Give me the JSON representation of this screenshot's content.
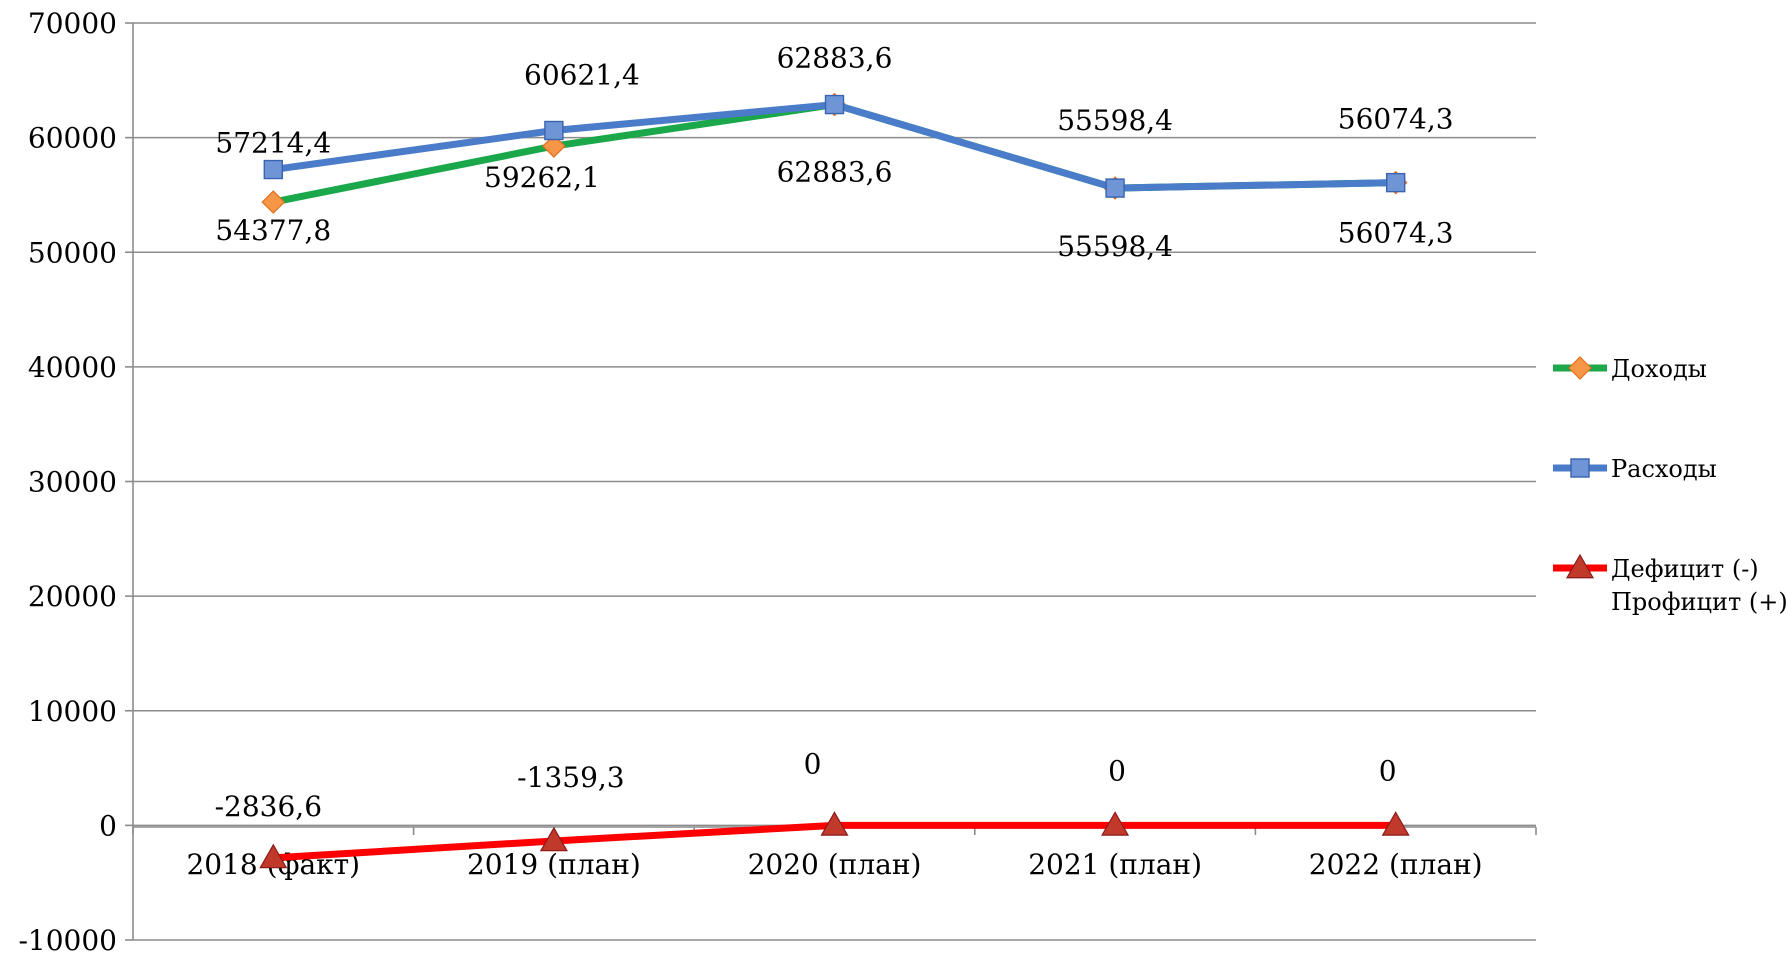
{
  "chart_data": {
    "type": "line",
    "categories": [
      "2018 (факт)",
      "2019 (план)",
      "2020 (план)",
      "2021 (план)",
      "2022 (план)"
    ],
    "y_ticks": [
      "-10000",
      "0",
      "10000",
      "20000",
      "30000",
      "40000",
      "50000",
      "60000",
      "70000"
    ],
    "ylim": [
      -10000,
      70000
    ],
    "grid": true,
    "legend_position": "right",
    "series": [
      {
        "name": "Доходы",
        "values": [
          54377.8,
          59262.1,
          62883.6,
          55598.4,
          56074.3
        ],
        "labels": [
          "54377,8",
          "59262,1",
          "62883,6",
          "55598,4",
          "56074,3"
        ],
        "color": "#1aa84a",
        "marker": "diamond",
        "marker_color": "#f79646"
      },
      {
        "name": "Расходы",
        "values": [
          57214.4,
          60621.4,
          62883.6,
          55598.4,
          56074.3
        ],
        "labels": [
          "57214,4",
          "60621,4",
          "62883,6",
          "55598,4",
          "56074,3"
        ],
        "color": "#4a7cc9",
        "marker": "square",
        "marker_color": "#6f95d6"
      },
      {
        "name": "Дефицит (-) Профицит (+)",
        "name_lines": [
          "Дефицит (-)",
          "Профицит (+)"
        ],
        "values": [
          -2836.6,
          -1359.3,
          0,
          0,
          0
        ],
        "labels": [
          "-2836,6",
          "-1359,3",
          "0",
          "0",
          "0"
        ],
        "color": "#ff0000",
        "marker": "triangle",
        "marker_color": "#c0392b"
      }
    ]
  }
}
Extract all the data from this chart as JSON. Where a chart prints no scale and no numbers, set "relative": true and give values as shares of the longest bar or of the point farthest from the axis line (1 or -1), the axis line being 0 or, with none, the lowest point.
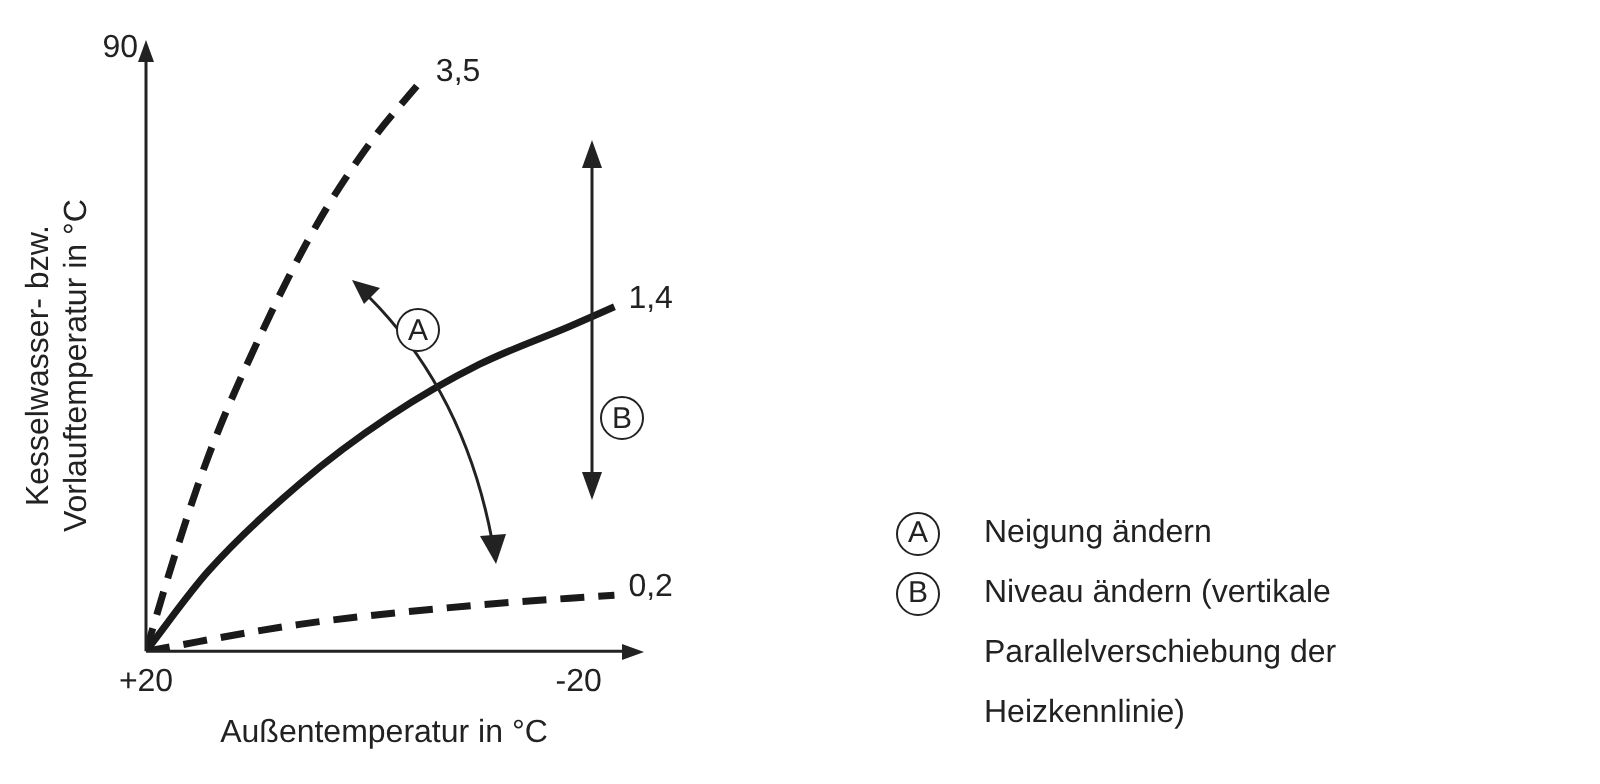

_ _ _ _ _ _ _

• **Problem**
Write out all the entries exactly, except for the pictures.

• **Correct result**
Give me the JSON representation of this screenshot's content.
{
  "chart_data": {
    "type": "line",
    "categories": [
      "2018 (факт)",
      "2019 (план)",
      "2020 (план)",
      "2021 (план)",
      "2022 (план)"
    ],
    "y_ticks": [
      "-10000",
      "0",
      "10000",
      "20000",
      "30000",
      "40000",
      "50000",
      "60000",
      "70000"
    ],
    "ylim": [
      -10000,
      70000
    ],
    "grid": true,
    "legend_position": "right",
    "series": [
      {
        "name": "Доходы",
        "values": [
          54377.8,
          59262.1,
          62883.6,
          55598.4,
          56074.3
        ],
        "labels": [
          "54377,8",
          "59262,1",
          "62883,6",
          "55598,4",
          "56074,3"
        ],
        "color": "#1aa84a",
        "marker": "diamond",
        "marker_color": "#f79646"
      },
      {
        "name": "Расходы",
        "values": [
          57214.4,
          60621.4,
          62883.6,
          55598.4,
          56074.3
        ],
        "labels": [
          "57214,4",
          "60621,4",
          "62883,6",
          "55598,4",
          "56074,3"
        ],
        "color": "#4a7cc9",
        "marker": "square",
        "marker_color": "#6f95d6"
      },
      {
        "name": "Дефицит (-) Профицит (+)",
        "name_lines": [
          "Дефицит (-)",
          "Профицит (+)"
        ],
        "values": [
          -2836.6,
          -1359.3,
          0,
          0,
          0
        ],
        "labels": [
          "-2836,6",
          "-1359,3",
          "0",
          "0",
          "0"
        ],
        "color": "#ff0000",
        "marker": "triangle",
        "marker_color": "#c0392b"
      }
    ]
  }
}
Extract all the data from this chart as JSON. Where a chart prints no scale and no numbers, set "relative": true and give values as shares of the longest bar or of the point farthest from the axis line (1 or -1), the axis line being 0 or, with none, the lowest point.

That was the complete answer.